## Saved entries
|---|

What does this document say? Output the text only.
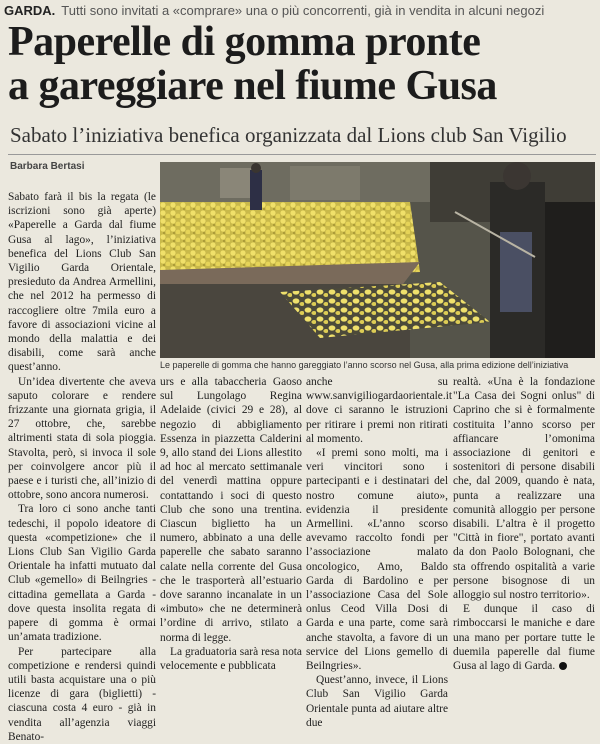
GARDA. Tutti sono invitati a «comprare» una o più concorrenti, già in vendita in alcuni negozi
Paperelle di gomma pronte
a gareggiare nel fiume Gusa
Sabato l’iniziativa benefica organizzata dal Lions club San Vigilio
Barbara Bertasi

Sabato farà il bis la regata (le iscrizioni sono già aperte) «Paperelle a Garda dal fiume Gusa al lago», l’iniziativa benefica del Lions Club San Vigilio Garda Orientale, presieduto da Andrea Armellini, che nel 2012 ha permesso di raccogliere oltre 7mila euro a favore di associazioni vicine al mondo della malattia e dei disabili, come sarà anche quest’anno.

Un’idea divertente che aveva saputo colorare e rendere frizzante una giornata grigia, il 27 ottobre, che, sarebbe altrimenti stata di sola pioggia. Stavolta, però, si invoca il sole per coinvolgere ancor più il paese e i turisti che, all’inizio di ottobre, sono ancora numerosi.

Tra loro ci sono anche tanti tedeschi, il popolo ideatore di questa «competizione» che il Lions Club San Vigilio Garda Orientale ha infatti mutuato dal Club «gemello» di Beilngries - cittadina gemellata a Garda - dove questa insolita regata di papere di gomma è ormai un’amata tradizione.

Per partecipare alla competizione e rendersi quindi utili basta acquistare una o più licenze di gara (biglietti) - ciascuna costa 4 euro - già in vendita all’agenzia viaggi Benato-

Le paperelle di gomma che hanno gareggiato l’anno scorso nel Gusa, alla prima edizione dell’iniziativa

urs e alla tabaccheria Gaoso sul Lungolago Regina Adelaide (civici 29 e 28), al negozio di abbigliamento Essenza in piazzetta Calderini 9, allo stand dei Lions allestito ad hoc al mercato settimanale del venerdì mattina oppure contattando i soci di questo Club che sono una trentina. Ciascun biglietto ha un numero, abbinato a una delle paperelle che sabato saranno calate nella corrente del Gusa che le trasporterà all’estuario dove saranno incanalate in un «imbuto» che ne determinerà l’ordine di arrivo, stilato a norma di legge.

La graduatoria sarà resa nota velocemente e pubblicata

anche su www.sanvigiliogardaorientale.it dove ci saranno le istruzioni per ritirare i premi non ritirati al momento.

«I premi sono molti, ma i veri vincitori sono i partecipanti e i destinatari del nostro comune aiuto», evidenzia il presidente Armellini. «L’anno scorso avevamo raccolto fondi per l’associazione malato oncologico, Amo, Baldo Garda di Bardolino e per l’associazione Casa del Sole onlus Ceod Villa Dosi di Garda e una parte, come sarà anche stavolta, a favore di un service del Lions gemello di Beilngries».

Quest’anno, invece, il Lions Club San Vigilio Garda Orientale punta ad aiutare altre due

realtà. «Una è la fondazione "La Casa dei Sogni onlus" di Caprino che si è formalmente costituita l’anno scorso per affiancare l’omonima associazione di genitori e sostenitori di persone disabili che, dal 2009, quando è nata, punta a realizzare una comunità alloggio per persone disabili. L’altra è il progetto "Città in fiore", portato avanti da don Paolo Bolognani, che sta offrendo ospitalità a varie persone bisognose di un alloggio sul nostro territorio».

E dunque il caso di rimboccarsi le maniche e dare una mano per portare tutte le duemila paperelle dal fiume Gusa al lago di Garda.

|---|

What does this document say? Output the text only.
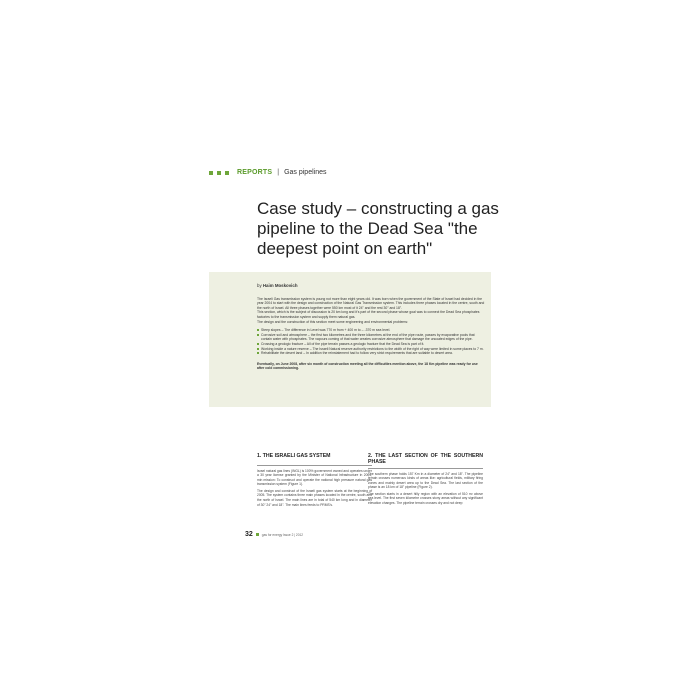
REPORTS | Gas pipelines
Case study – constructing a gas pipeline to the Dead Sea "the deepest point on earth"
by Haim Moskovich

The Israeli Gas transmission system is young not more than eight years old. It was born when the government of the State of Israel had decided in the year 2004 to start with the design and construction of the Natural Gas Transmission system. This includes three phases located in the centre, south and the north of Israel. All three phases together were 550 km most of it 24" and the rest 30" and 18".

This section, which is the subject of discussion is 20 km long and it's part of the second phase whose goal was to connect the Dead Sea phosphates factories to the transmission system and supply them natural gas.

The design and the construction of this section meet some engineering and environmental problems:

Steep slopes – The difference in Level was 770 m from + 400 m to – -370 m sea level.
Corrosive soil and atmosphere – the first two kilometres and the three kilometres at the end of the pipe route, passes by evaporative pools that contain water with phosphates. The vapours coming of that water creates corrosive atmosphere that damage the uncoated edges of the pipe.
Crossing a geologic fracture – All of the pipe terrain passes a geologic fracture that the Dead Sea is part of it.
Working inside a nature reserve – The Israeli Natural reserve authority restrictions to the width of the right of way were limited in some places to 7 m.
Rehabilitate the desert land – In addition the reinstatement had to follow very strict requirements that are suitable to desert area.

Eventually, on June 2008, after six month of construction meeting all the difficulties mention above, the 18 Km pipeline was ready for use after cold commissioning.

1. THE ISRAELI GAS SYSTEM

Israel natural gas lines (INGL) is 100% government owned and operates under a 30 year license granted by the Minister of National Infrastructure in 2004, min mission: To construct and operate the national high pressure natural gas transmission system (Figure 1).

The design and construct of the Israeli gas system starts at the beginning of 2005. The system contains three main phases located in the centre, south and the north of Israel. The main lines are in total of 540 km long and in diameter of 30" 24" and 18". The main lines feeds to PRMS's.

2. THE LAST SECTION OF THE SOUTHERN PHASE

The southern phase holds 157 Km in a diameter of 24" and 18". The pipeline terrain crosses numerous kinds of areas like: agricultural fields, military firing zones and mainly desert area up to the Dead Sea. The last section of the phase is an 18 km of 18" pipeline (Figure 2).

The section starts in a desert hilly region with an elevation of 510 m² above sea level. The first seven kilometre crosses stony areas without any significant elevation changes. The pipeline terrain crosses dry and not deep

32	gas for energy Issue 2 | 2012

|---|

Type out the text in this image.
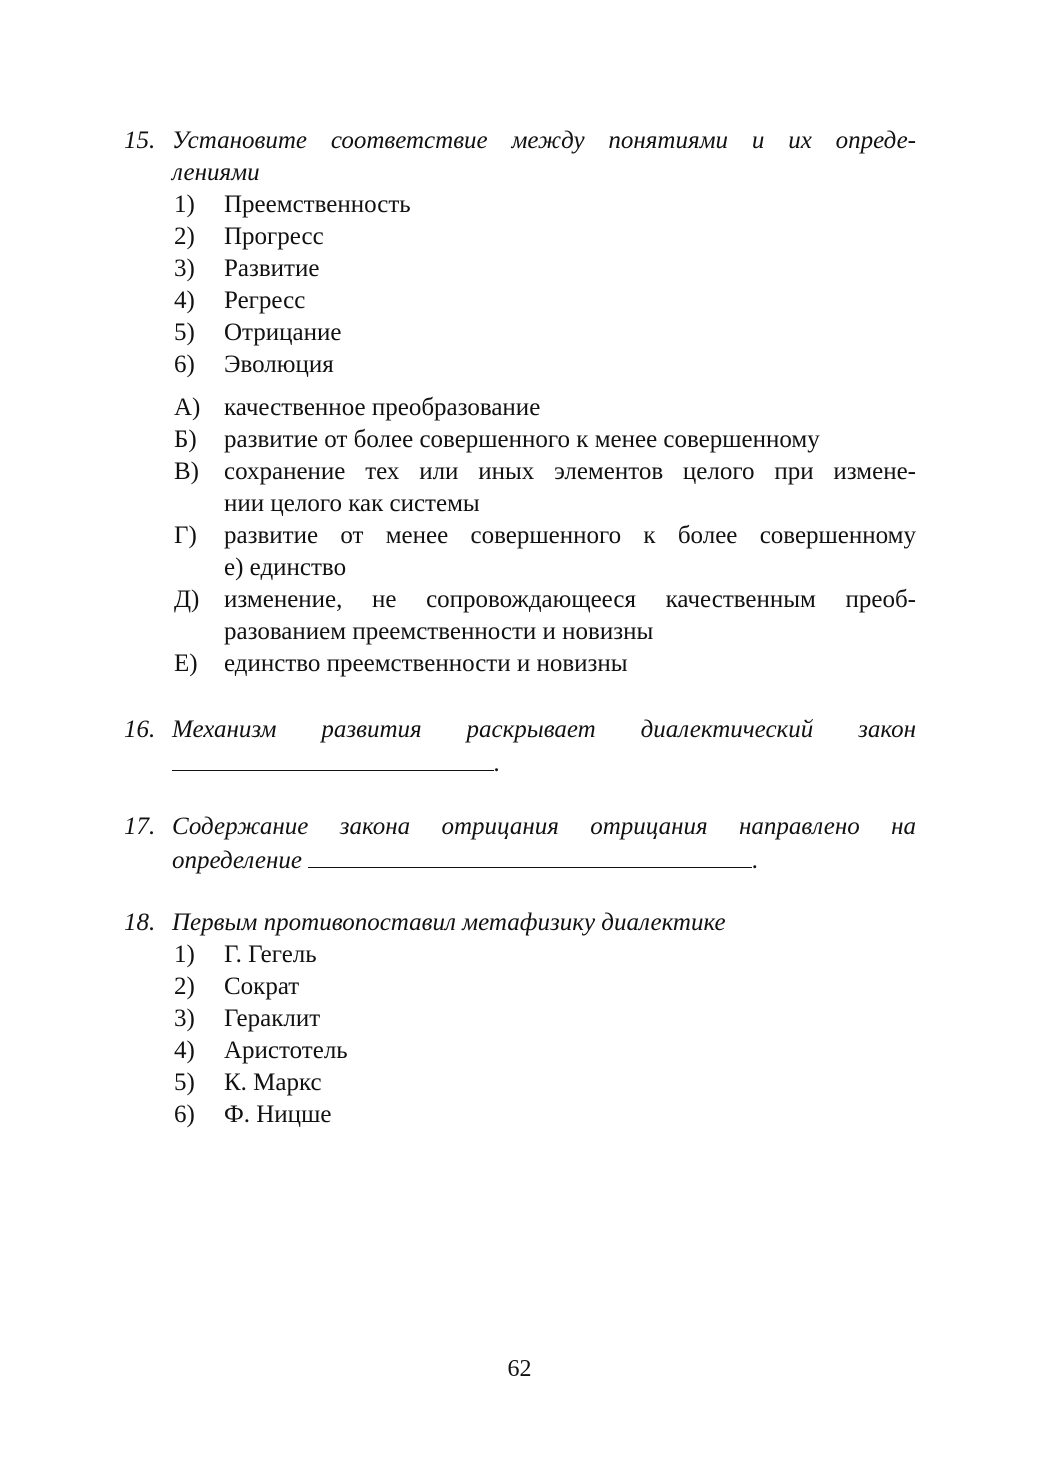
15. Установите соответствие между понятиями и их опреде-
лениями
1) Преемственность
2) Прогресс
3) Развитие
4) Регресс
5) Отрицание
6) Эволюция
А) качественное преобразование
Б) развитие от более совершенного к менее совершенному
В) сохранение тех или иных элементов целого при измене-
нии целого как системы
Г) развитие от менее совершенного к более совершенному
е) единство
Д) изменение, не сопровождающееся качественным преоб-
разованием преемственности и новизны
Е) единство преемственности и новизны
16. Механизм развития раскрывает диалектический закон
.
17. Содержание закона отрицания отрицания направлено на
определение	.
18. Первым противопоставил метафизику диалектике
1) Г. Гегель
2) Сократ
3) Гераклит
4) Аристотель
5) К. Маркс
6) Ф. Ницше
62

|---|

## Directive
Return each line that includes "gomma".

## Full response
Paperelle di gomma pronte
Tra loro ci sono anche tanti tedeschi, il popolo ideatore di questa «competizione» che il Lions Club San Vigilio Garda Orientale ha infatti mutuato dal Club «gemello» di Beilngries - cittadina gemellata a Garda - dove questa insolita regata di papere di gomma è ormai un’amata tradizione.
Le paperelle di gomma che hanno gareggiato l’anno scorso nel Gusa, alla prima edizione dell’iniziativa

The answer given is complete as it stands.